» **Problem statement**
Write the data out again, character for character, with no images.

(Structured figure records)
------------------------------
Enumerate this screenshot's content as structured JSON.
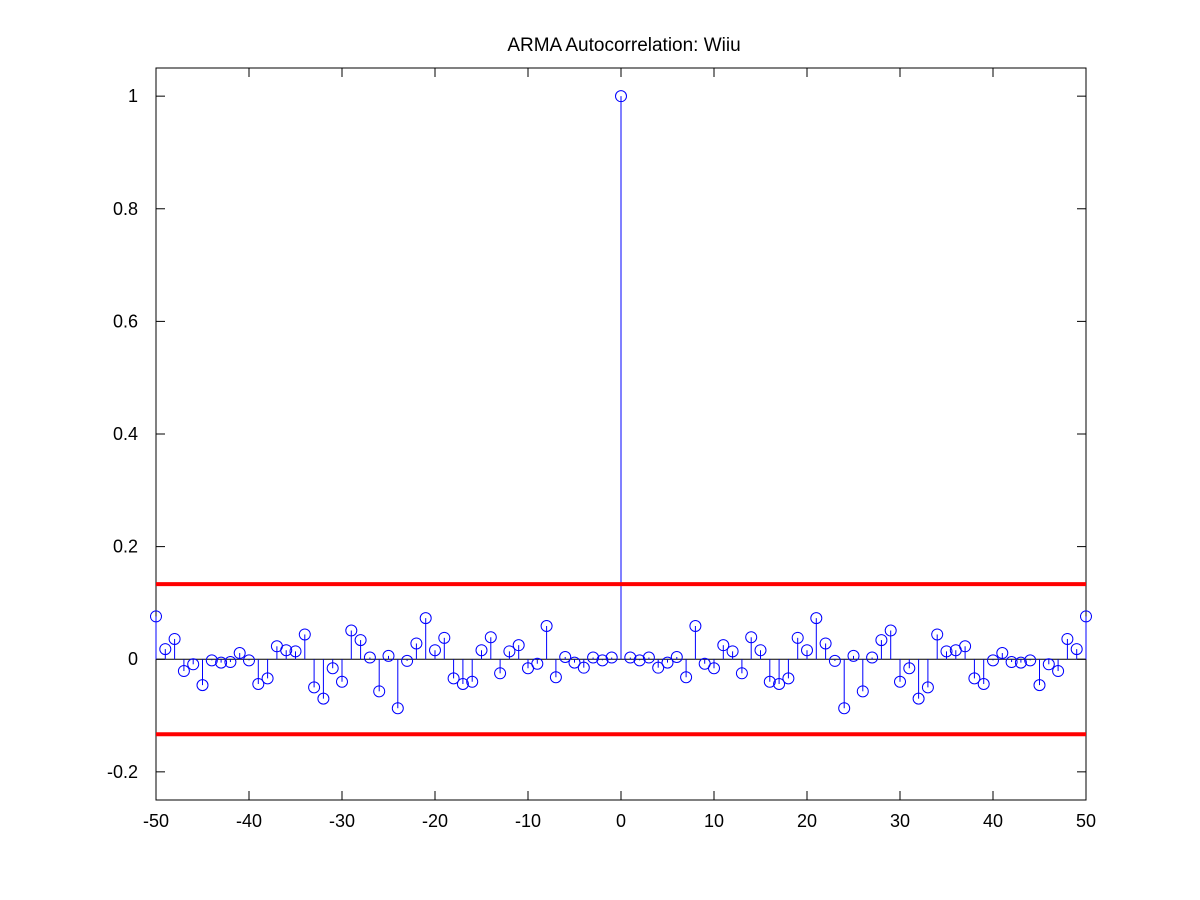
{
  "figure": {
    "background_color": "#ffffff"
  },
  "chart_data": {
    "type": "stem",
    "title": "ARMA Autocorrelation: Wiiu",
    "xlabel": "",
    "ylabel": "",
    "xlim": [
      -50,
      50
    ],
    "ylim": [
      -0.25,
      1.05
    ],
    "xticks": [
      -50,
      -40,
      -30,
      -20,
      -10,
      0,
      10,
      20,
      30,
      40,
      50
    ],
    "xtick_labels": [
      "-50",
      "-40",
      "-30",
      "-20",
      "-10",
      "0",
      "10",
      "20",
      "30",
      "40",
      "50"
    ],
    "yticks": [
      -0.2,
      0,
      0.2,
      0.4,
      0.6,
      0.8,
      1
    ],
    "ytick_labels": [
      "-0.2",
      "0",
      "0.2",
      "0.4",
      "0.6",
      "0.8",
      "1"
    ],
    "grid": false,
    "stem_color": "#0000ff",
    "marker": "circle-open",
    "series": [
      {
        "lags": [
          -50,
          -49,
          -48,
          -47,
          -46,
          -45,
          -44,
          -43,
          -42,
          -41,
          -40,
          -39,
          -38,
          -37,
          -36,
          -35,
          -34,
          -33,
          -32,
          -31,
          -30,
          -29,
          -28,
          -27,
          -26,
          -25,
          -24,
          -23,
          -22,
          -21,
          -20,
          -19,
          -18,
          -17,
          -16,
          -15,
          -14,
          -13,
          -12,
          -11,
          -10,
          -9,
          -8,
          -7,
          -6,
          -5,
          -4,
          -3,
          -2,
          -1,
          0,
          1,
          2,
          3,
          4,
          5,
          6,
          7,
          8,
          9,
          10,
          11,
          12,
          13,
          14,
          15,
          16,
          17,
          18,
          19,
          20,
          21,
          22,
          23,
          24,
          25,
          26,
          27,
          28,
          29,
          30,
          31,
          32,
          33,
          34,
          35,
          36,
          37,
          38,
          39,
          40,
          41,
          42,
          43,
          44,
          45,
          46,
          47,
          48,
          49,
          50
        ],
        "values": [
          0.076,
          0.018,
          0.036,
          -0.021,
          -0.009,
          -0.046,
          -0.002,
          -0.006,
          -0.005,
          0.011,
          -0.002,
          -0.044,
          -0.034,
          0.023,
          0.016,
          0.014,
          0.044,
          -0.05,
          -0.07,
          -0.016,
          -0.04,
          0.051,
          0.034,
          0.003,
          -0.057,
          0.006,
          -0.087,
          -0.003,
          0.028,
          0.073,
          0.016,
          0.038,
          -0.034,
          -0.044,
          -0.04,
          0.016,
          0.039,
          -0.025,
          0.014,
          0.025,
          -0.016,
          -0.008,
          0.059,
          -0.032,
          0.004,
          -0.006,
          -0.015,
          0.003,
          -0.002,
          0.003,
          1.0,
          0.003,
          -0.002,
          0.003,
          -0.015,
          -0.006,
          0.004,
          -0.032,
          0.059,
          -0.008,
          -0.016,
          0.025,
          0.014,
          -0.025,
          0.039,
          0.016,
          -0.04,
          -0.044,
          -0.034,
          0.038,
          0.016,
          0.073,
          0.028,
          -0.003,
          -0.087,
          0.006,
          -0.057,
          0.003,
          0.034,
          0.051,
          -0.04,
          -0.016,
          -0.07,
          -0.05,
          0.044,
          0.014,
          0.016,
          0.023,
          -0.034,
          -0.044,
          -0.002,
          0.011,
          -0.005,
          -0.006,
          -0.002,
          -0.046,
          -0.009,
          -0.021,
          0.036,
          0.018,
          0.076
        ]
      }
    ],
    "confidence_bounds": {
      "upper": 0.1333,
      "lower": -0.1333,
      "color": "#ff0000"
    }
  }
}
------------------------------
» **Task output**
Enumerate this screenshot's content as structured JSON.
{
  "figure": {
    "background_color": "#ffffff"
  },
  "chart_data": {
    "type": "stem",
    "title": "ARMA Autocorrelation: Wiiu",
    "xlabel": "",
    "ylabel": "",
    "xlim": [
      -50,
      50
    ],
    "ylim": [
      -0.25,
      1.05
    ],
    "xticks": [
      -50,
      -40,
      -30,
      -20,
      -10,
      0,
      10,
      20,
      30,
      40,
      50
    ],
    "xtick_labels": [
      "-50",
      "-40",
      "-30",
      "-20",
      "-10",
      "0",
      "10",
      "20",
      "30",
      "40",
      "50"
    ],
    "yticks": [
      -0.2,
      0,
      0.2,
      0.4,
      0.6,
      0.8,
      1
    ],
    "ytick_labels": [
      "-0.2",
      "0",
      "0.2",
      "0.4",
      "0.6",
      "0.8",
      "1"
    ],
    "grid": false,
    "stem_color": "#0000ff",
    "marker": "circle-open",
    "series": [
      {
        "lags": [
          -50,
          -49,
          -48,
          -47,
          -46,
          -45,
          -44,
          -43,
          -42,
          -41,
          -40,
          -39,
          -38,
          -37,
          -36,
          -35,
          -34,
          -33,
          -32,
          -31,
          -30,
          -29,
          -28,
          -27,
          -26,
          -25,
          -24,
          -23,
          -22,
          -21,
          -20,
          -19,
          -18,
          -17,
          -16,
          -15,
          -14,
          -13,
          -12,
          -11,
          -10,
          -9,
          -8,
          -7,
          -6,
          -5,
          -4,
          -3,
          -2,
          -1,
          0,
          1,
          2,
          3,
          4,
          5,
          6,
          7,
          8,
          9,
          10,
          11,
          12,
          13,
          14,
          15,
          16,
          17,
          18,
          19,
          20,
          21,
          22,
          23,
          24,
          25,
          26,
          27,
          28,
          29,
          30,
          31,
          32,
          33,
          34,
          35,
          36,
          37,
          38,
          39,
          40,
          41,
          42,
          43,
          44,
          45,
          46,
          47,
          48,
          49,
          50
        ],
        "values": [
          0.076,
          0.018,
          0.036,
          -0.021,
          -0.009,
          -0.046,
          -0.002,
          -0.006,
          -0.005,
          0.011,
          -0.002,
          -0.044,
          -0.034,
          0.023,
          0.016,
          0.014,
          0.044,
          -0.05,
          -0.07,
          -0.016,
          -0.04,
          0.051,
          0.034,
          0.003,
          -0.057,
          0.006,
          -0.087,
          -0.003,
          0.028,
          0.073,
          0.016,
          0.038,
          -0.034,
          -0.044,
          -0.04,
          0.016,
          0.039,
          -0.025,
          0.014,
          0.025,
          -0.016,
          -0.008,
          0.059,
          -0.032,
          0.004,
          -0.006,
          -0.015,
          0.003,
          -0.002,
          0.003,
          1.0,
          0.003,
          -0.002,
          0.003,
          -0.015,
          -0.006,
          0.004,
          -0.032,
          0.059,
          -0.008,
          -0.016,
          0.025,
          0.014,
          -0.025,
          0.039,
          0.016,
          -0.04,
          -0.044,
          -0.034,
          0.038,
          0.016,
          0.073,
          0.028,
          -0.003,
          -0.087,
          0.006,
          -0.057,
          0.003,
          0.034,
          0.051,
          -0.04,
          -0.016,
          -0.07,
          -0.05,
          0.044,
          0.014,
          0.016,
          0.023,
          -0.034,
          -0.044,
          -0.002,
          0.011,
          -0.005,
          -0.006,
          -0.002,
          -0.046,
          -0.009,
          -0.021,
          0.036,
          0.018,
          0.076
        ]
      }
    ],
    "confidence_bounds": {
      "upper": 0.1333,
      "lower": -0.1333,
      "color": "#ff0000"
    }
  }
}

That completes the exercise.